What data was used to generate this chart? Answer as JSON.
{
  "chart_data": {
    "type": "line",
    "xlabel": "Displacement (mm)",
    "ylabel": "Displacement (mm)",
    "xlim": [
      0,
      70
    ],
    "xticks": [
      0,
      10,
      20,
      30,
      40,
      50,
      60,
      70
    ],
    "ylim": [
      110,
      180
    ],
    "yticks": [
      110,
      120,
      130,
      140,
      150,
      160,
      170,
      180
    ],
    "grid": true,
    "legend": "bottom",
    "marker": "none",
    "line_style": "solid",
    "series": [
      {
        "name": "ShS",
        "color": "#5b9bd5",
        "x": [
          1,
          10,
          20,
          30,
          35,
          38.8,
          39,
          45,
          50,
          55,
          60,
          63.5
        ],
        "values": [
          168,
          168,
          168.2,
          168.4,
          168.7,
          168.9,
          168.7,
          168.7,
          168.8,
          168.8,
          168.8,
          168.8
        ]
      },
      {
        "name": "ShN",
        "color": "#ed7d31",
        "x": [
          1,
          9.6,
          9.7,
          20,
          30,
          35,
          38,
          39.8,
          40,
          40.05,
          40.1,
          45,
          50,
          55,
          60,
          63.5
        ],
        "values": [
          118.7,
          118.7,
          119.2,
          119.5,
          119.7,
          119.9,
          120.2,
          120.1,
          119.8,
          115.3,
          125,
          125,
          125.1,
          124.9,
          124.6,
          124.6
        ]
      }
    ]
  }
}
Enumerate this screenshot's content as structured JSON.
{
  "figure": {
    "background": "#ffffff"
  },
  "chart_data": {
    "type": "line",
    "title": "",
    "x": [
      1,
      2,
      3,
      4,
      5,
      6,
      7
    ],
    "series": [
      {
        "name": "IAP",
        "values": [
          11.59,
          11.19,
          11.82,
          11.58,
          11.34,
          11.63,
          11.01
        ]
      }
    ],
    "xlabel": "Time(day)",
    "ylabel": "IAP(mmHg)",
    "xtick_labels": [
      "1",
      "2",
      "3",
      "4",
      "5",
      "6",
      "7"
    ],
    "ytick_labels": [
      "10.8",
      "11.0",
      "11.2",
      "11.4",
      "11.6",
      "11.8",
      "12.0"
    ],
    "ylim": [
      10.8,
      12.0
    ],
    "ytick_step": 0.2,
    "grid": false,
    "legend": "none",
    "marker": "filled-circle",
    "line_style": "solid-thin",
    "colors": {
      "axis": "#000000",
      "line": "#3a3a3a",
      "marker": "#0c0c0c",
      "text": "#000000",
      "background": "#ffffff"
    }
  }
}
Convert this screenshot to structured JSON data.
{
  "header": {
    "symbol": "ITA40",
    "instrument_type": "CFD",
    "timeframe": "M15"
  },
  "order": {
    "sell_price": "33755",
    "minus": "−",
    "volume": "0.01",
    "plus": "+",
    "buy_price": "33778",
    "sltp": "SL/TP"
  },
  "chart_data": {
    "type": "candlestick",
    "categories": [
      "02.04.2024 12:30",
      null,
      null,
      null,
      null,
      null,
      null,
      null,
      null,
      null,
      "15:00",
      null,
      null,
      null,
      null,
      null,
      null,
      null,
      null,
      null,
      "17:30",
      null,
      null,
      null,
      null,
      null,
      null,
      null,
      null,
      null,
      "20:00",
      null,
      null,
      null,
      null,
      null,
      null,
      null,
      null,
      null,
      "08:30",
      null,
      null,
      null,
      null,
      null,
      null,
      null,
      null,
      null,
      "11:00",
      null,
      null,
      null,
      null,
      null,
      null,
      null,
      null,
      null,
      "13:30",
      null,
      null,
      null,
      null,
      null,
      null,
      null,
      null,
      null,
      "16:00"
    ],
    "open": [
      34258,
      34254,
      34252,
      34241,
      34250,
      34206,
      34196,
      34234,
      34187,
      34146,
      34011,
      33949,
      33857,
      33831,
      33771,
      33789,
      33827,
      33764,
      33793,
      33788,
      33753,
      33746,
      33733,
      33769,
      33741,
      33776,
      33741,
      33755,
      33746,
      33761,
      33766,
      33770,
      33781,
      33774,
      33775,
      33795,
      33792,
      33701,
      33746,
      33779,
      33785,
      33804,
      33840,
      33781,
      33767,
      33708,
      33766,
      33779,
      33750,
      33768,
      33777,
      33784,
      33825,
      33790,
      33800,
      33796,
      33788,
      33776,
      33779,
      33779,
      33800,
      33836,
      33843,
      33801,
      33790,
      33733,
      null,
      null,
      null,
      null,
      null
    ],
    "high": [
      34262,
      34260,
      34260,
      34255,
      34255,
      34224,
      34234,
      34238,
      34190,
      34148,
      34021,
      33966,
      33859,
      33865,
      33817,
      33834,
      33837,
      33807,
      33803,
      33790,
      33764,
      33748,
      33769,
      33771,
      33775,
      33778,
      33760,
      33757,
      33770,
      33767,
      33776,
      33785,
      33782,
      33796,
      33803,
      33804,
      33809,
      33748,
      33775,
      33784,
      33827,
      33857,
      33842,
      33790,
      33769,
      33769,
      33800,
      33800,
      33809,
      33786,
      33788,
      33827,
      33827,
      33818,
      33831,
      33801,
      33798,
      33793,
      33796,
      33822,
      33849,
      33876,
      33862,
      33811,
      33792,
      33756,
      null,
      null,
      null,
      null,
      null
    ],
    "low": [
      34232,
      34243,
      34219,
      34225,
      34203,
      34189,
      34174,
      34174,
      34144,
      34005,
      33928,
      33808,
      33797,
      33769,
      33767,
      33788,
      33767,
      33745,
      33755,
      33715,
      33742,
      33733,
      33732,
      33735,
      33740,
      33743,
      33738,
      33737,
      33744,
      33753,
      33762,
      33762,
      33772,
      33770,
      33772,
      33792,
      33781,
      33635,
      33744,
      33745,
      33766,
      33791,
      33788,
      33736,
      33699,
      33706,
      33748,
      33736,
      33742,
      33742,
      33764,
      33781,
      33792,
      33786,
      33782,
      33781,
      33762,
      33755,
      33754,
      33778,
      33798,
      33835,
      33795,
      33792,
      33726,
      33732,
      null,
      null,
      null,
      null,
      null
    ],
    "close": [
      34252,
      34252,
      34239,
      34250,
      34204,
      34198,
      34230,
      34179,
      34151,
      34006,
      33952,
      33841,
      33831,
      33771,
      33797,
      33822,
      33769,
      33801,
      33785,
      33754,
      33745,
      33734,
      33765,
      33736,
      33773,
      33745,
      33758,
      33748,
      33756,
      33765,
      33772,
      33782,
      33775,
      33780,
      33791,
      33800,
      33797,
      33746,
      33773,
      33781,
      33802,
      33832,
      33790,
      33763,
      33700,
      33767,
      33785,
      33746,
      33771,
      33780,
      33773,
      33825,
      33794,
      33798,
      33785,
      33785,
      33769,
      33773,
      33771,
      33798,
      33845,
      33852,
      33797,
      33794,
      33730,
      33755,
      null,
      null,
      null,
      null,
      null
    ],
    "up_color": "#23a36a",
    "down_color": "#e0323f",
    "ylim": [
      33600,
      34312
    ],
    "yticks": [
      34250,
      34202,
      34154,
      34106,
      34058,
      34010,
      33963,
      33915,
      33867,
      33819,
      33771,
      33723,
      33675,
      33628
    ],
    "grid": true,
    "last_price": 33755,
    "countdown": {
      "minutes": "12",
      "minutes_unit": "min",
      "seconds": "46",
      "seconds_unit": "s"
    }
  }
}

-.-.-

Would you write down every record again, exactly?

What data was used to generate this chart? Answer as JSON.
{
  "chart_data": {
    "type": "line",
    "xlabel": "Displacement (mm)",
    "ylabel": "Displacement (mm)",
    "xlim": [
      0,
      70
    ],
    "xticks": [
      0,
      10,
      20,
      30,
      40,
      50,
      60,
      70
    ],
    "ylim": [
      110,
      180
    ],
    "yticks": [
      110,
      120,
      130,
      140,
      150,
      160,
      170,
      180
    ],
    "grid": true,
    "legend": "bottom",
    "marker": "none",
    "line_style": "solid",
    "series": [
      {
        "name": "ShS",
        "color": "#5b9bd5",
        "x": [
          1,
          10,
          20,
          30,
          35,
          38.8,
          39,
          45,
          50,
          55,
          60,
          63.5
        ],
        "values": [
          168,
          168,
          168.2,
          168.4,
          168.7,
          168.9,
          168.7,
          168.7,
          168.8,
          168.8,
          168.8,
          168.8
        ]
      },
      {
        "name": "ShN",
        "color": "#ed7d31",
        "x": [
          1,
          9.6,
          9.7,
          20,
          30,
          35,
          38,
          39.8,
          40,
          40.05,
          40.1,
          45,
          50,
          55,
          60,
          63.5
        ],
        "values": [
          118.7,
          118.7,
          119.2,
          119.5,
          119.7,
          119.9,
          120.2,
          120.1,
          119.8,
          115.3,
          125,
          125,
          125.1,
          124.9,
          124.6,
          124.6
        ]
      }
    ]
  }
}
Enumerate this screenshot's content as structured JSON.
{
  "figure": {
    "background": "#ffffff"
  },
  "chart_data": {
    "type": "line",
    "title": "",
    "x": [
      1,
      2,
      3,
      4,
      5,
      6,
      7
    ],
    "series": [
      {
        "name": "IAP",
        "values": [
          11.59,
          11.19,
          11.82,
          11.58,
          11.34,
          11.63,
          11.01
        ]
      }
    ],
    "xlabel": "Time(day)",
    "ylabel": "IAP(mmHg)",
    "xtick_labels": [
      "1",
      "2",
      "3",
      "4",
      "5",
      "6",
      "7"
    ],
    "ytick_labels": [
      "10.8",
      "11.0",
      "11.2",
      "11.4",
      "11.6",
      "11.8",
      "12.0"
    ],
    "ylim": [
      10.8,
      12.0
    ],
    "ytick_step": 0.2,
    "grid": false,
    "legend": "none",
    "marker": "filled-circle",
    "line_style": "solid-thin",
    "colors": {
      "axis": "#000000",
      "line": "#3a3a3a",
      "marker": "#0c0c0c",
      "text": "#000000",
      "background": "#ffffff"
    }
  }
}
Convert this screenshot to structured JSON data.
{
  "header": {
    "symbol": "ITA40",
    "instrument_type": "CFD",
    "timeframe": "M15"
  },
  "order": {
    "sell_price": "33755",
    "minus": "−",
    "volume": "0.01",
    "plus": "+",
    "buy_price": "33778",
    "sltp": "SL/TP"
  },
  "chart_data": {
    "type": "candlestick",
    "categories": [
      "02.04.2024 12:30",
      null,
      null,
      null,
      null,
      null,
      null,
      null,
      null,
      null,
      "15:00",
      null,
      null,
      null,
      null,
      null,
      null,
      null,
      null,
      null,
      "17:30",
      null,
      null,
      null,
      null,
      null,
      null,
      null,
      null,
      null,
      "20:00",
      null,
      null,
      null,
      null,
      null,
      null,
      null,
      null,
      null,
      "08:30",
      null,
      null,
      null,
      null,
      null,
      null,
      null,
      null,
      null,
      "11:00",
      null,
      null,
      null,
      null,
      null,
      null,
      null,
      null,
      null,
      "13:30",
      null,
      null,
      null,
      null,
      null,
      null,
      null,
      null,
      null,
      "16:00"
    ],
    "open": [
      34258,
      34254,
      34252,
      34241,
      34250,
      34206,
      34196,
      34234,
      34187,
      34146,
      34011,
      33949,
      33857,
      33831,
      33771,
      33789,
      33827,
      33764,
      33793,
      33788,
      33753,
      33746,
      33733,
      33769,
      33741,
      33776,
      33741,
      33755,
      33746,
      33761,
      33766,
      33770,
      33781,
      33774,
      33775,
      33795,
      33792,
      33701,
      33746,
      33779,
      33785,
      33804,
      33840,
      33781,
      33767,
      33708,
      33766,
      33779,
      33750,
      33768,
      33777,
      33784,
      33825,
      33790,
      33800,
      33796,
      33788,
      33776,
      33779,
      33779,
      33800,
      33836,
      33843,
      33801,
      33790,
      33733,
      null,
      null,
      null,
      null,
      null
    ],
    "high": [
      34262,
      34260,
      34260,
      34255,
      34255,
      34224,
      34234,
      34238,
      34190,
      34148,
      34021,
      33966,
      33859,
      33865,
      33817,
      33834,
      33837,
      33807,
      33803,
      33790,
      33764,
      33748,
      33769,
      33771,
      33775,
      33778,
      33760,
      33757,
      33770,
      33767,
      33776,
      33785,
      33782,
      33796,
      33803,
      33804,
      33809,
      33748,
      33775,
      33784,
      33827,
      33857,
      33842,
      33790,
      33769,
      33769,
      33800,
      33800,
      33809,
      33786,
      33788,
      33827,
      33827,
      33818,
      33831,
      33801,
      33798,
      33793,
      33796,
      33822,
      33849,
      33876,
      33862,
      33811,
      33792,
      33756,
      null,
      null,
      null,
      null,
      null
    ],
    "low": [
      34232,
      34243,
      34219,
      34225,
      34203,
      34189,
      34174,
      34174,
      34144,
      34005,
      33928,
      33808,
      33797,
      33769,
      33767,
      33788,
      33767,
      33745,
      33755,
      33715,
      33742,
      33733,
      33732,
      33735,
      33740,
      33743,
      33738,
      33737,
      33744,
      33753,
      33762,
      33762,
      33772,
      33770,
      33772,
      33792,
      33781,
      33635,
      33744,
      33745,
      33766,
      33791,
      33788,
      33736,
      33699,
      33706,
      33748,
      33736,
      33742,
      33742,
      33764,
      33781,
      33792,
      33786,
      33782,
      33781,
      33762,
      33755,
      33754,
      33778,
      33798,
      33835,
      33795,
      33792,
      33726,
      33732,
      null,
      null,
      null,
      null,
      null
    ],
    "close": [
      34252,
      34252,
      34239,
      34250,
      34204,
      34198,
      34230,
      34179,
      34151,
      34006,
      33952,
      33841,
      33831,
      33771,
      33797,
      33822,
      33769,
      33801,
      33785,
      33754,
      33745,
      33734,
      33765,
      33736,
      33773,
      33745,
      33758,
      33748,
      33756,
      33765,
      33772,
      33782,
      33775,
      33780,
      33791,
      33800,
      33797,
      33746,
      33773,
      33781,
      33802,
      33832,
      33790,
      33763,
      33700,
      33767,
      33785,
      33746,
      33771,
      33780,
      33773,
      33825,
      33794,
      33798,
      33785,
      33785,
      33769,
      33773,
      33771,
      33798,
      33845,
      33852,
      33797,
      33794,
      33730,
      33755,
      null,
      null,
      null,
      null,
      null
    ],
    "up_color": "#23a36a",
    "down_color": "#e0323f",
    "ylim": [
      33600,
      34312
    ],
    "yticks": [
      34250,
      34202,
      34154,
      34106,
      34058,
      34010,
      33963,
      33915,
      33867,
      33819,
      33771,
      33723,
      33675,
      33628
    ],
    "grid": true,
    "last_price": 33755,
    "countdown": {
      "minutes": "12",
      "minutes_unit": "min",
      "seconds": "46",
      "seconds_unit": "s"
    }
  }
}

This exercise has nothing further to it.